● **SET EXERCISE**
Check each line for the word "заявителя" and give how many have it. Say nothing else.

● **Dataset rows**
=======

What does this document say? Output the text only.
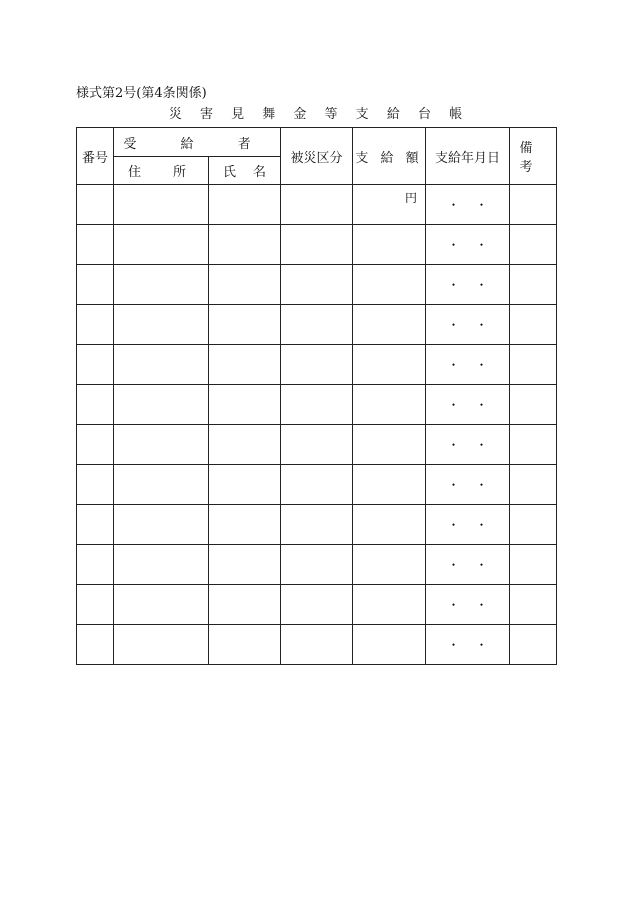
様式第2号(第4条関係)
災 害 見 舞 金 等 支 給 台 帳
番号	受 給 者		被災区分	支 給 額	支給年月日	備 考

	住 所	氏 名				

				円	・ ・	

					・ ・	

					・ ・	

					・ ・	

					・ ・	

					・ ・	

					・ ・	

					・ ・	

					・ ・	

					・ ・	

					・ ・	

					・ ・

=======

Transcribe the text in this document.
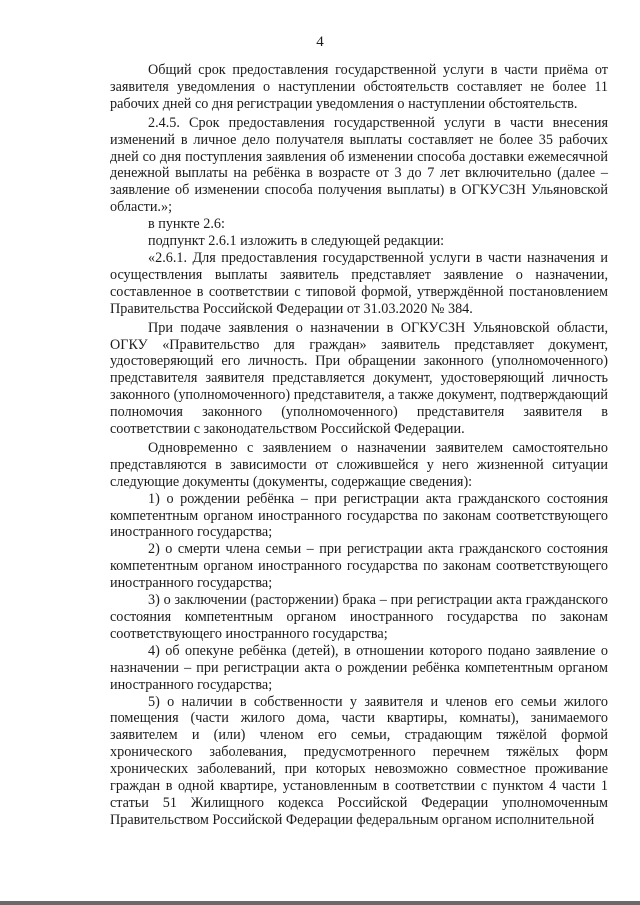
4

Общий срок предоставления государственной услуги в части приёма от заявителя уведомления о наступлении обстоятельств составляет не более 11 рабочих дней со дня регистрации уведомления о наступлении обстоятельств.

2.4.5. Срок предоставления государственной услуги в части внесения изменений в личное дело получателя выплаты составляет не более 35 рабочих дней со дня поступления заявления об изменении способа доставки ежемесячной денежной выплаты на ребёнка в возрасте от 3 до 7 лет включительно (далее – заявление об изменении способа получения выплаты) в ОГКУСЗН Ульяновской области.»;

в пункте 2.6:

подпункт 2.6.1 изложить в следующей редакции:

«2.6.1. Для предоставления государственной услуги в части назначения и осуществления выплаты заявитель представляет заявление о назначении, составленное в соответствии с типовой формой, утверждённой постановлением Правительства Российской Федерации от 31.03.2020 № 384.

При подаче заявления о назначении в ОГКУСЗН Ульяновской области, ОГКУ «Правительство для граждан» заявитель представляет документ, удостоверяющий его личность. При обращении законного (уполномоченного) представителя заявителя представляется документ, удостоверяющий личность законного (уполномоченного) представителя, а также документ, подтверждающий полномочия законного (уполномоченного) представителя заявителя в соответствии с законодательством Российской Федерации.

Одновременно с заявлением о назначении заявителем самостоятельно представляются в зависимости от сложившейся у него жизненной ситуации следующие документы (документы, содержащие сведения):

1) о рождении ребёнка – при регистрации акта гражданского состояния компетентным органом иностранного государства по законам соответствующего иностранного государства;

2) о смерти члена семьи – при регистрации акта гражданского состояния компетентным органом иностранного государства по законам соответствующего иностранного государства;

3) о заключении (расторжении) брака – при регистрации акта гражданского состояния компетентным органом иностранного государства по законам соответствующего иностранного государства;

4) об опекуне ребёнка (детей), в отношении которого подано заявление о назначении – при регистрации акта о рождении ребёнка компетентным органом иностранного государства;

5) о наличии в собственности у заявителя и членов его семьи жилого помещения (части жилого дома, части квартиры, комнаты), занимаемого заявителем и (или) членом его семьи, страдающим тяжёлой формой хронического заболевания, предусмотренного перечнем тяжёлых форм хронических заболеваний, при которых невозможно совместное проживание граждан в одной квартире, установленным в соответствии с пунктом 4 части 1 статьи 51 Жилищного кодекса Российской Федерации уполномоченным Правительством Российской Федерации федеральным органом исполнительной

=======

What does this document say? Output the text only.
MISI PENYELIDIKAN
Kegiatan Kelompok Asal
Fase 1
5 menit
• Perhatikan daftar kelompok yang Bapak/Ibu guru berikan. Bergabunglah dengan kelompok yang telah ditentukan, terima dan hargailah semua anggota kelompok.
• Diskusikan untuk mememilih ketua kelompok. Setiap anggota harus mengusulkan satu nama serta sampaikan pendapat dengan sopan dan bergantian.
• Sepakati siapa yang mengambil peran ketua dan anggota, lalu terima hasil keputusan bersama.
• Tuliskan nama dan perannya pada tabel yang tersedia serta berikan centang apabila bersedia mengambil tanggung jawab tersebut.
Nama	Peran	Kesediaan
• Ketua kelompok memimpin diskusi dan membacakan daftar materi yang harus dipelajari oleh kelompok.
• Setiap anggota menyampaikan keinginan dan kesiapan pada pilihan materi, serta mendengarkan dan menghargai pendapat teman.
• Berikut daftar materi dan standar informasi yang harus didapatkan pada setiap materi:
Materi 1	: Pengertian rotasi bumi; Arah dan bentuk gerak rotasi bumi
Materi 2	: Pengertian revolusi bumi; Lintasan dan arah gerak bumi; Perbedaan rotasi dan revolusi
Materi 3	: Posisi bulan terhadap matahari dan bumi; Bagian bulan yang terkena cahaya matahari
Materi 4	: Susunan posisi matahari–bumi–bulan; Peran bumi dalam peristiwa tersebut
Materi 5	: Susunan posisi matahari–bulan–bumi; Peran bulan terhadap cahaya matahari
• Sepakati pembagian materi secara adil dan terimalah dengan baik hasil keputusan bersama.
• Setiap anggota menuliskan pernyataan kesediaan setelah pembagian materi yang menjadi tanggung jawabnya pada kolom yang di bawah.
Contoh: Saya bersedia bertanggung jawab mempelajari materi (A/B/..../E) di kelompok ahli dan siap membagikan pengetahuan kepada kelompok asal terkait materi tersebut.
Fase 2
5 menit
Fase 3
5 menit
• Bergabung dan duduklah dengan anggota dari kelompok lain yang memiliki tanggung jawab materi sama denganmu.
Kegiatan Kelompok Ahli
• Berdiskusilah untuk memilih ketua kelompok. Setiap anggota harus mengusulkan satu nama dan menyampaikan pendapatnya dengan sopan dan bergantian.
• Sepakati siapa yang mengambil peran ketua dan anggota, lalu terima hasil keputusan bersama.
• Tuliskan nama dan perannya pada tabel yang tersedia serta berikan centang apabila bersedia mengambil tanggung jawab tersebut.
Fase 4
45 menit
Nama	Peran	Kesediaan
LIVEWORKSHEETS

=======

● **OUTPUT**
3